### WRITTEN PROBLEM
All of the material below is to be retyped exactly.

Records about charts and figures

• • • •

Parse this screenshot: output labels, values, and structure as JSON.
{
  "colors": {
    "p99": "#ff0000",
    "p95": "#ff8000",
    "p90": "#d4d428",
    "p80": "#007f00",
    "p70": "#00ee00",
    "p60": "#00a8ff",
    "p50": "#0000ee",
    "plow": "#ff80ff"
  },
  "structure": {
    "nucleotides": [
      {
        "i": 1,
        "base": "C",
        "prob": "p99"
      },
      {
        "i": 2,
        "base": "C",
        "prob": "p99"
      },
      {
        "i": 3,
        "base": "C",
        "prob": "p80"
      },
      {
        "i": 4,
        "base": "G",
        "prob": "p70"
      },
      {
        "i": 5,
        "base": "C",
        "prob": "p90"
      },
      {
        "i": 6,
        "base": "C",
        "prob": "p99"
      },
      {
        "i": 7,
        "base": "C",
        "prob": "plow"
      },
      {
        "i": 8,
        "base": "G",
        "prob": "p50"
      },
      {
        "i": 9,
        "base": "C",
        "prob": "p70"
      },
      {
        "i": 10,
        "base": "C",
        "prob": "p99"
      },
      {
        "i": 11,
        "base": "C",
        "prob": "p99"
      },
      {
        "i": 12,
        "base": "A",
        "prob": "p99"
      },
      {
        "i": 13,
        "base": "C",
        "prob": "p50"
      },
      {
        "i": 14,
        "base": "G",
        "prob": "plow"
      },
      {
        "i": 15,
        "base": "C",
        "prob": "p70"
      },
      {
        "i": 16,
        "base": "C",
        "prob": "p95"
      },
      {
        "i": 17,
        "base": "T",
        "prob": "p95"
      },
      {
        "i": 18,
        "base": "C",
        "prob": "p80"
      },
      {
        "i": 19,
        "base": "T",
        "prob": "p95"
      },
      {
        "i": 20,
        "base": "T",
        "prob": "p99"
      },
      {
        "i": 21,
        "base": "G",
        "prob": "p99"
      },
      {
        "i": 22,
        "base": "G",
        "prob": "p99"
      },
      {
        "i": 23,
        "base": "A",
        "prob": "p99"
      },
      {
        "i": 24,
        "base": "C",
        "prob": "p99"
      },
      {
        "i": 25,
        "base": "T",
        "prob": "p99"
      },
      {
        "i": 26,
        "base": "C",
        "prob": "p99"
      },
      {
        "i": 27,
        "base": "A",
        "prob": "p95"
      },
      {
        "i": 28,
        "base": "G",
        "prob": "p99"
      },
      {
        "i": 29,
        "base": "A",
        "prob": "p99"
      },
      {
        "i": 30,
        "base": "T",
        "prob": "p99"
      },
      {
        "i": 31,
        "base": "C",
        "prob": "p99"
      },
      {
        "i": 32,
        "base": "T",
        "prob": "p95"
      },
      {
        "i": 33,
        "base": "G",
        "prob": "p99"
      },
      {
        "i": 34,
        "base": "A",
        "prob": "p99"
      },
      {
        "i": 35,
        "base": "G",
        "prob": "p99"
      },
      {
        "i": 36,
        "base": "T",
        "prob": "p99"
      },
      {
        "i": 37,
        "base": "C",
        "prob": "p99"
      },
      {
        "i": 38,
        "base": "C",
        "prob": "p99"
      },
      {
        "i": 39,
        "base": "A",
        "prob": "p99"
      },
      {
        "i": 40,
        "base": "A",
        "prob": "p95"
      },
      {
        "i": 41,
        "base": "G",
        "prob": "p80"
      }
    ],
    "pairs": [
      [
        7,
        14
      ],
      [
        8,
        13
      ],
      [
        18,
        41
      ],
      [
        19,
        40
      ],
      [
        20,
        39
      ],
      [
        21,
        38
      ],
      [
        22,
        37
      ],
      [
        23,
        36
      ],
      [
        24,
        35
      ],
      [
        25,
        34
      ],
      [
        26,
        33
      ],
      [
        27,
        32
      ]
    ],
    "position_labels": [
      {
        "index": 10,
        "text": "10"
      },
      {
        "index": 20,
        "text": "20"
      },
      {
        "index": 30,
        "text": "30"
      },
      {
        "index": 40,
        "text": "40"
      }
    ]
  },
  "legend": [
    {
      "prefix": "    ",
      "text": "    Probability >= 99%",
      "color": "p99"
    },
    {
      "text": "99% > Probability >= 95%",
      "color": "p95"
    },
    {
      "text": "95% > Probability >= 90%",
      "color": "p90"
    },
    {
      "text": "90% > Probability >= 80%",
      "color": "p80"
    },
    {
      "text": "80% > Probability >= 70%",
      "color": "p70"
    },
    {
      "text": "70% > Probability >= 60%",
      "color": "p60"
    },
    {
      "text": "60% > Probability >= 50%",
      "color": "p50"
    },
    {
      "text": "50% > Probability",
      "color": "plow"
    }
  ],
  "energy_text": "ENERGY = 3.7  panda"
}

• • • •

### EXERCISE RESULT
Parse this screenshot: output labels, values, and structure as JSON.
{
  "colors": {
    "p99": "#ff0000",
    "p95": "#ff8000",
    "p90": "#d4d428",
    "p80": "#007f00",
    "p70": "#00ee00",
    "p60": "#00a8ff",
    "p50": "#0000ee",
    "plow": "#ff80ff"
  },
  "structure": {
    "nucleotides": [
      {
        "i": 1,
        "base": "C",
        "prob": "p99"
      },
      {
        "i": 2,
        "base": "C",
        "prob": "p99"
      },
      {
        "i": 3,
        "base": "C",
        "prob": "p80"
      },
      {
        "i": 4,
        "base": "G",
        "prob": "p70"
      },
      {
        "i": 5,
        "base": "C",
        "prob": "p90"
      },
      {
        "i": 6,
        "base": "C",
        "prob": "p99"
      },
      {
        "i": 7,
        "base": "C",
        "prob": "plow"
      },
      {
        "i": 8,
        "base": "G",
        "prob": "p50"
      },
      {
        "i": 9,
        "base": "C",
        "prob": "p70"
      },
      {
        "i": 10,
        "base": "C",
        "prob": "p99"
      },
      {
        "i": 11,
        "base": "C",
        "prob": "p99"
      },
      {
        "i": 12,
        "base": "A",
        "prob": "p99"
      },
      {
        "i": 13,
        "base": "C",
        "prob": "p50"
      },
      {
        "i": 14,
        "base": "G",
        "prob": "plow"
      },
      {
        "i": 15,
        "base": "C",
        "prob": "p70"
      },
      {
        "i": 16,
        "base": "C",
        "prob": "p95"
      },
      {
        "i": 17,
        "base": "T",
        "prob": "p95"
      },
      {
        "i": 18,
        "base": "C",
        "prob": "p80"
      },
      {
        "i": 19,
        "base": "T",
        "prob": "p95"
      },
      {
        "i": 20,
        "base": "T",
        "prob": "p99"
      },
      {
        "i": 21,
        "base": "G",
        "prob": "p99"
      },
      {
        "i": 22,
        "base": "G",
        "prob": "p99"
      },
      {
        "i": 23,
        "base": "A",
        "prob": "p99"
      },
      {
        "i": 24,
        "base": "C",
        "prob": "p99"
      },
      {
        "i": 25,
        "base": "T",
        "prob": "p99"
      },
      {
        "i": 26,
        "base": "C",
        "prob": "p99"
      },
      {
        "i": 27,
        "base": "A",
        "prob": "p95"
      },
      {
        "i": 28,
        "base": "G",
        "prob": "p99"
      },
      {
        "i": 29,
        "base": "A",
        "prob": "p99"
      },
      {
        "i": 30,
        "base": "T",
        "prob": "p99"
      },
      {
        "i": 31,
        "base": "C",
        "prob": "p99"
      },
      {
        "i": 32,
        "base": "T",
        "prob": "p95"
      },
      {
        "i": 33,
        "base": "G",
        "prob": "p99"
      },
      {
        "i": 34,
        "base": "A",
        "prob": "p99"
      },
      {
        "i": 35,
        "base": "G",
        "prob": "p99"
      },
      {
        "i": 36,
        "base": "T",
        "prob": "p99"
      },
      {
        "i": 37,
        "base": "C",
        "prob": "p99"
      },
      {
        "i": 38,
        "base": "C",
        "prob": "p99"
      },
      {
        "i": 39,
        "base": "A",
        "prob": "p99"
      },
      {
        "i": 40,
        "base": "A",
        "prob": "p95"
      },
      {
        "i": 41,
        "base": "G",
        "prob": "p80"
      }
    ],
    "pairs": [
      [
        7,
        14
      ],
      [
        8,
        13
      ],
      [
        18,
        41
      ],
      [
        19,
        40
      ],
      [
        20,
        39
      ],
      [
        21,
        38
      ],
      [
        22,
        37
      ],
      [
        23,
        36
      ],
      [
        24,
        35
      ],
      [
        25,
        34
      ],
      [
        26,
        33
      ],
      [
        27,
        32
      ]
    ],
    "position_labels": [
      {
        "index": 10,
        "text": "10"
      },
      {
        "index": 20,
        "text": "20"
      },
      {
        "index": 30,
        "text": "30"
      },
      {
        "index": 40,
        "text": "40"
      }
    ]
  },
  "legend": [
    {
      "prefix": "    ",
      "text": "    Probability >= 99%",
      "color": "p99"
    },
    {
      "text": "99% > Probability >= 95%",
      "color": "p95"
    },
    {
      "text": "95% > Probability >= 90%",
      "color": "p90"
    },
    {
      "text": "90% > Probability >= 80%",
      "color": "p80"
    },
    {
      "text": "80% > Probability >= 70%",
      "color": "p70"
    },
    {
      "text": "70% > Probability >= 60%",
      "color": "p60"
    },
    {
      "text": "60% > Probability >= 50%",
      "color": "p50"
    },
    {
      "text": "50% > Probability",
      "color": "plow"
    }
  ],
  "energy_text": "ENERGY = 3.7  panda"
}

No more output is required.